Wherever the word "EAST" shows up in a line, please copy that line.

━━━ The input ━━━

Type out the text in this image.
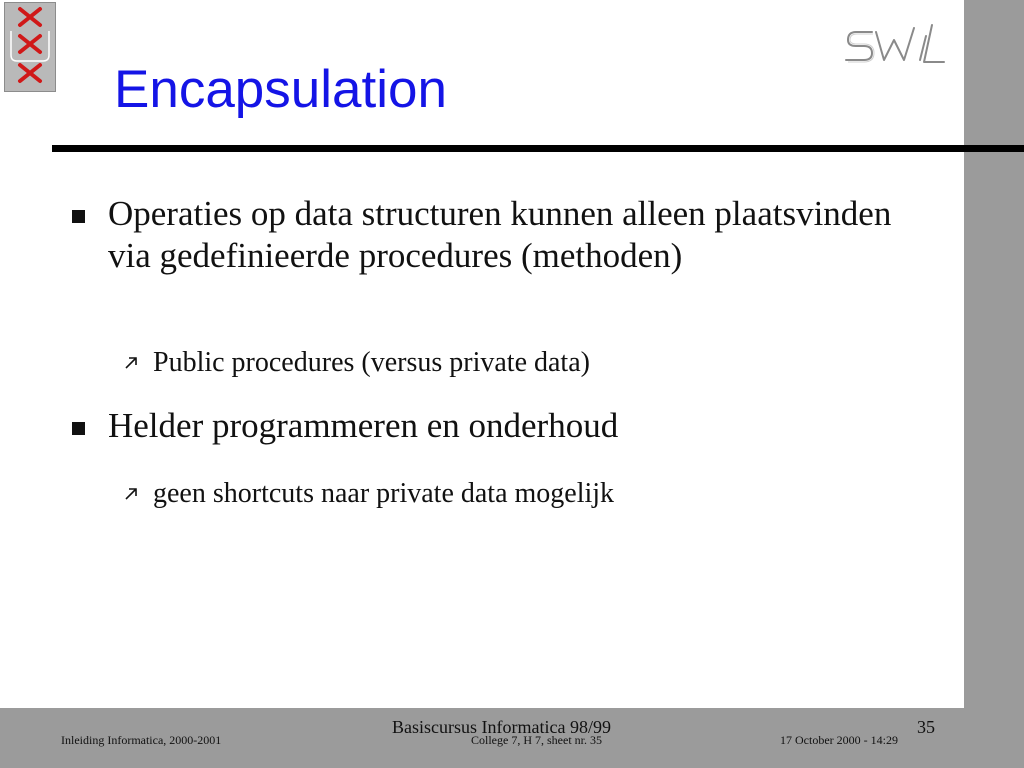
Encapsulation
Operaties op data structuren kunnen alleen plaatsvinden via gedefinieerde procedures (methoden)
Public procedures (versus private data)
Helder programmeren en onderhoud
geen shortcuts naar private data mogelijk
Basiscursus Informatica 98/99	35
Inleiding Informatica, 2000-2001	College 7, H 7, sheet nr. 35	17 October 2000 - 14:29
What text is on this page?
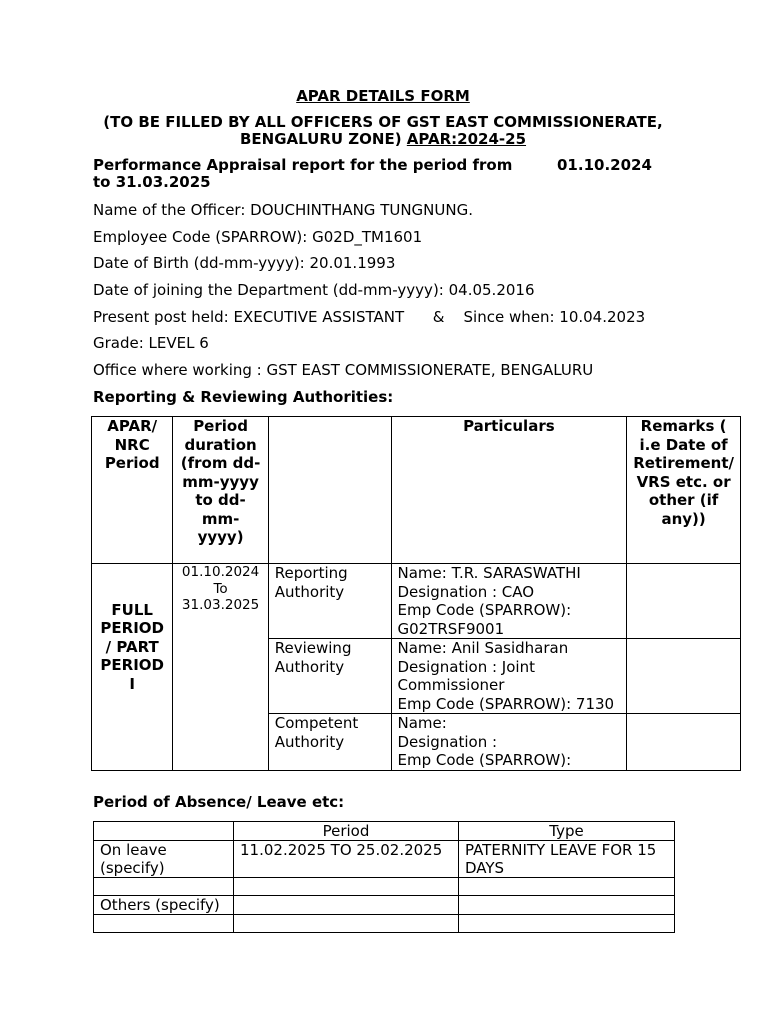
APAR DETAILS FORM
(TO BE FILLED BY ALL OFFICERS OF GST EAST COMMISSIONERATE,
BENGALURU ZONE) APAR:2024-25
Performance Appraisal report for the period from	01.10.2024

to 31.03.2025
Name of the Officer: DOUCHINTHANG TUNGNUNG.
Employee Code (SPARROW): G02D_TM1601
Date of Birth (dd-mm-yyyy): 20.01.1993
Date of joining the Department (dd-mm-yyyy): 04.05.2016
Present post held: EXECUTIVE ASSISTANT      &    Since when: 10.04.2023
Grade: LEVEL 6
Office where working : GST EAST COMMISSIONERATE, BENGALURU
Reporting & Reviewing Authorities:
APAR/ NRC Period	Period duration (from dd-mm-yyyy to dd-mm-yyyy)		Particulars	Remarks ( i.e Date of Retirement/ VRS etc. or other (if any))
FULL PERIOD / PART PERIOD I	01.10.2024
To
31.03.2025	Reporting Authority	Name: T.R. SARASWATHI
Designation : CAO
Emp Code (SPARROW):
G02TRSF9001	
		Reviewing Authority	Name: Anil Sasidharan
Designation : Joint Commissioner
Emp Code (SPARROW): 7130	
		Competent Authority	Name:
Designation :
Emp Code (SPARROW):	
Period of Absence/ Leave etc:
	Period	Type
On leave (specify)	11.02.2025 TO 25.02.2025	PATERNITY LEAVE FOR 15 DAYS

Others (specify)		
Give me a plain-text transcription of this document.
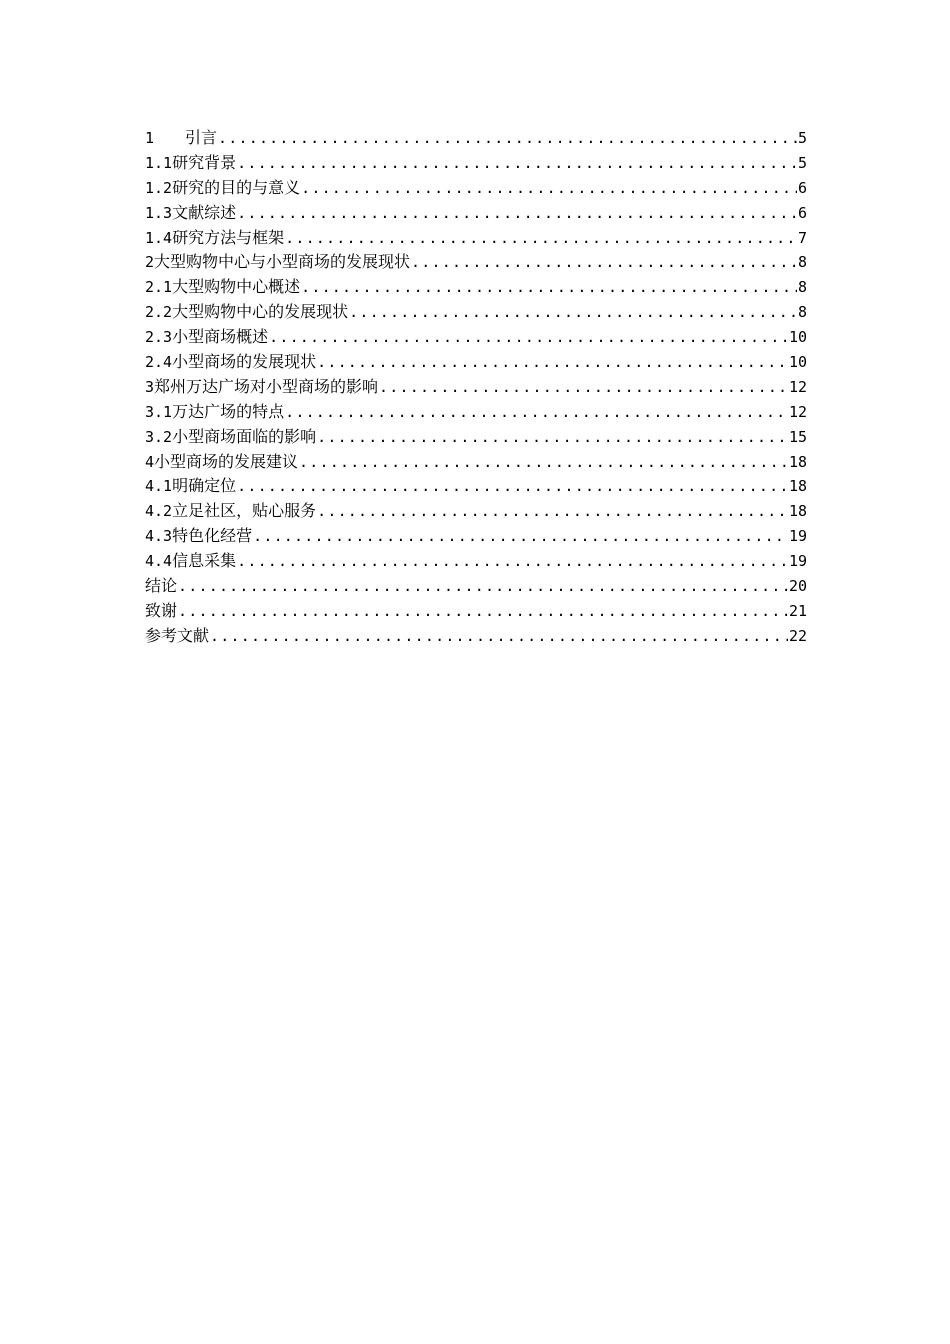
1	引言 .....	5
1.1 研究背景 .....	5
1.2 研究的目的与意义 .....	6
1.3 文献综述 .....	6
1.4 研究方法与框架 .....	7
2 大型购物中心与小型商场的发展现状 .....	8
2.1 大型购物中心概述 .....	8
2.2 大型购物中心的发展现状 .....	8
2.3 小型商场概述 .....	10
2.4 小型商场的发展现状 .....	10
3 郑州万达广场对小型商场的影响 .....	12
3.1 万达广场的特点 .....	12
3.2 小型商场面临的影响 .....	15
4 小型商场的发展建议 .....	18
4.1 明确定位 .....	18
4.2 立足社区，贴心服务 .....	18
4.3 特色化经营 .....	19
4.4 信息采集 .....	19
结论 .....	20
致谢 .....	21
参考文献 .....	22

━━━

- **Answer**
(TO BE FILLED BY ALL OFFICERS OF GST EAST COMMISSIONERATE,
Office where working : GST EAST COMMISSIONERATE, BENGALURU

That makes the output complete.